TASK BRIEF:
Return every line below as is, leaving out the pictures.

THE DATA:
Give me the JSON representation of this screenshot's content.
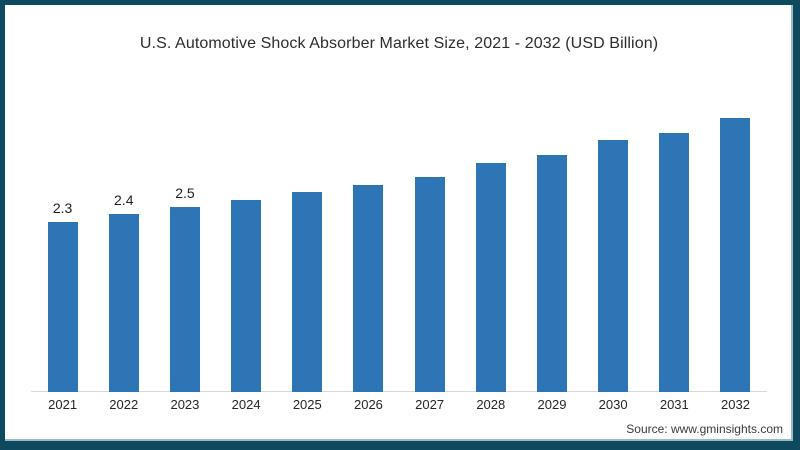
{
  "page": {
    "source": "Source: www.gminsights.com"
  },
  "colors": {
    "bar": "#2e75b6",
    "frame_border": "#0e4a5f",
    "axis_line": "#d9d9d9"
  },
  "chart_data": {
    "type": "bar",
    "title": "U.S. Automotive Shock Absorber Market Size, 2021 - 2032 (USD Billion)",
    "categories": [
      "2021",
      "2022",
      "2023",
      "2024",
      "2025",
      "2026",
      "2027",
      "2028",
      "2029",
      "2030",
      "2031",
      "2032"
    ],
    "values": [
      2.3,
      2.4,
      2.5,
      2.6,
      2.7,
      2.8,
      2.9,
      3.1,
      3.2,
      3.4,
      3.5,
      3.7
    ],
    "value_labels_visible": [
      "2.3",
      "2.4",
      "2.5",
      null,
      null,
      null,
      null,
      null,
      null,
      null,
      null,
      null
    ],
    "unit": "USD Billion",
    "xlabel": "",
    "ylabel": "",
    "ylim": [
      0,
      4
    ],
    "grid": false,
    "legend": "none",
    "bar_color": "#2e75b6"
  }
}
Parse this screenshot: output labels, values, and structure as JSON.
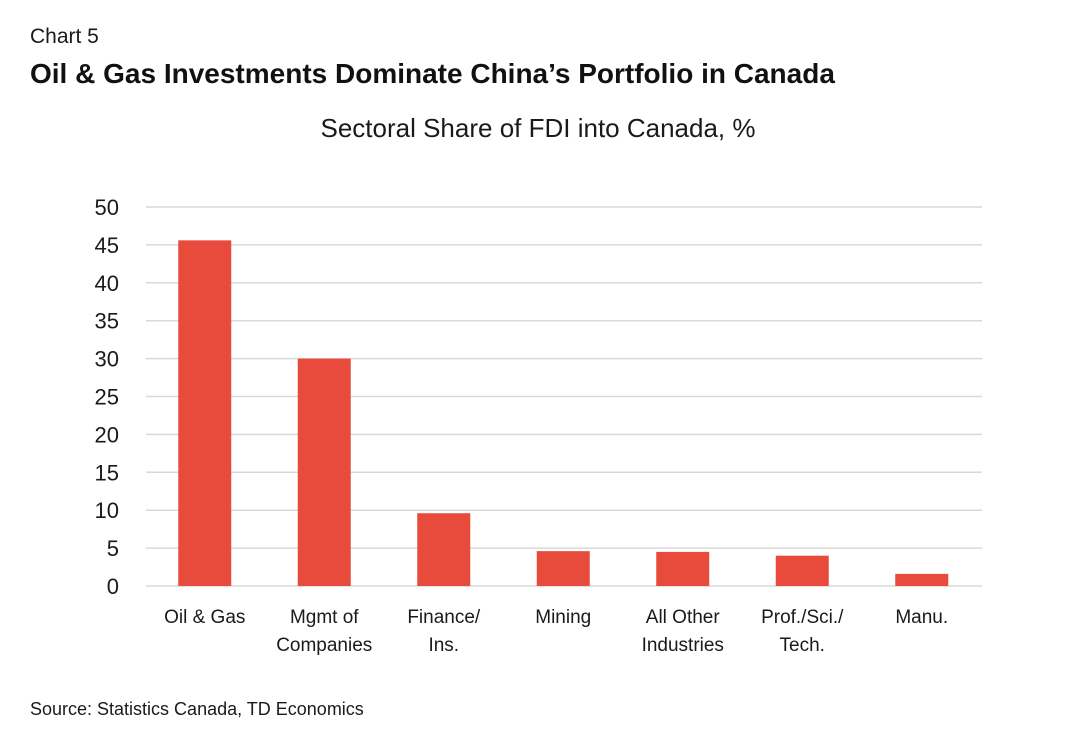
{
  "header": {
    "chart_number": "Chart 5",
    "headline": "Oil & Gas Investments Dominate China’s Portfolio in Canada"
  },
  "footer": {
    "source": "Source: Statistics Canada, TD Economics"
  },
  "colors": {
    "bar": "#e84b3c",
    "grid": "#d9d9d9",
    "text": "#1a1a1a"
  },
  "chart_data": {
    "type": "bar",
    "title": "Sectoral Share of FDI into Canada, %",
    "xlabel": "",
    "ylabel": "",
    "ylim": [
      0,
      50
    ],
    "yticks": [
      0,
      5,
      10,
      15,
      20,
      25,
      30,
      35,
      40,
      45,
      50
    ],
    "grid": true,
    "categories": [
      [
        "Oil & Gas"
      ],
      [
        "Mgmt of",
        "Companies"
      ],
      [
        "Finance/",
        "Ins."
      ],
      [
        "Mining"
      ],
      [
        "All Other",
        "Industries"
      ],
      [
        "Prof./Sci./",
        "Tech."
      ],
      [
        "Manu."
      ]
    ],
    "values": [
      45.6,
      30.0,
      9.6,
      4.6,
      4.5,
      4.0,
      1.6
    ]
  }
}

PROBLEM SOLUTION:
Give me the JSON representation of this screenshot's content.
{
  "page": {
    "source": "Source: www.gminsights.com"
  },
  "colors": {
    "bar": "#2e75b6",
    "frame_border": "#0e4a5f",
    "axis_line": "#d9d9d9"
  },
  "chart_data": {
    "type": "bar",
    "title": "U.S. Automotive Shock Absorber Market Size, 2021 - 2032 (USD Billion)",
    "categories": [
      "2021",
      "2022",
      "2023",
      "2024",
      "2025",
      "2026",
      "2027",
      "2028",
      "2029",
      "2030",
      "2031",
      "2032"
    ],
    "values": [
      2.3,
      2.4,
      2.5,
      2.6,
      2.7,
      2.8,
      2.9,
      3.1,
      3.2,
      3.4,
      3.5,
      3.7
    ],
    "value_labels_visible": [
      "2.3",
      "2.4",
      "2.5",
      null,
      null,
      null,
      null,
      null,
      null,
      null,
      null,
      null
    ],
    "unit": "USD Billion",
    "xlabel": "",
    "ylabel": "",
    "ylim": [
      0,
      4
    ],
    "grid": false,
    "legend": "none",
    "bar_color": "#2e75b6"
  }
}
Parse this screenshot: output labels, values, and structure as JSON.
{
  "header": {
    "chart_number": "Chart 5",
    "headline": "Oil & Gas Investments Dominate China’s Portfolio in Canada"
  },
  "footer": {
    "source": "Source: Statistics Canada, TD Economics"
  },
  "colors": {
    "bar": "#e84b3c",
    "grid": "#d9d9d9",
    "text": "#1a1a1a"
  },
  "chart_data": {
    "type": "bar",
    "title": "Sectoral Share of FDI into Canada, %",
    "xlabel": "",
    "ylabel": "",
    "ylim": [
      0,
      50
    ],
    "yticks": [
      0,
      5,
      10,
      15,
      20,
      25,
      30,
      35,
      40,
      45,
      50
    ],
    "grid": true,
    "categories": [
      [
        "Oil & Gas"
      ],
      [
        "Mgmt of",
        "Companies"
      ],
      [
        "Finance/",
        "Ins."
      ],
      [
        "Mining"
      ],
      [
        "All Other",
        "Industries"
      ],
      [
        "Prof./Sci./",
        "Tech."
      ],
      [
        "Manu."
      ]
    ],
    "values": [
      45.6,
      30.0,
      9.6,
      4.6,
      4.5,
      4.0,
      1.6
    ]
  }
}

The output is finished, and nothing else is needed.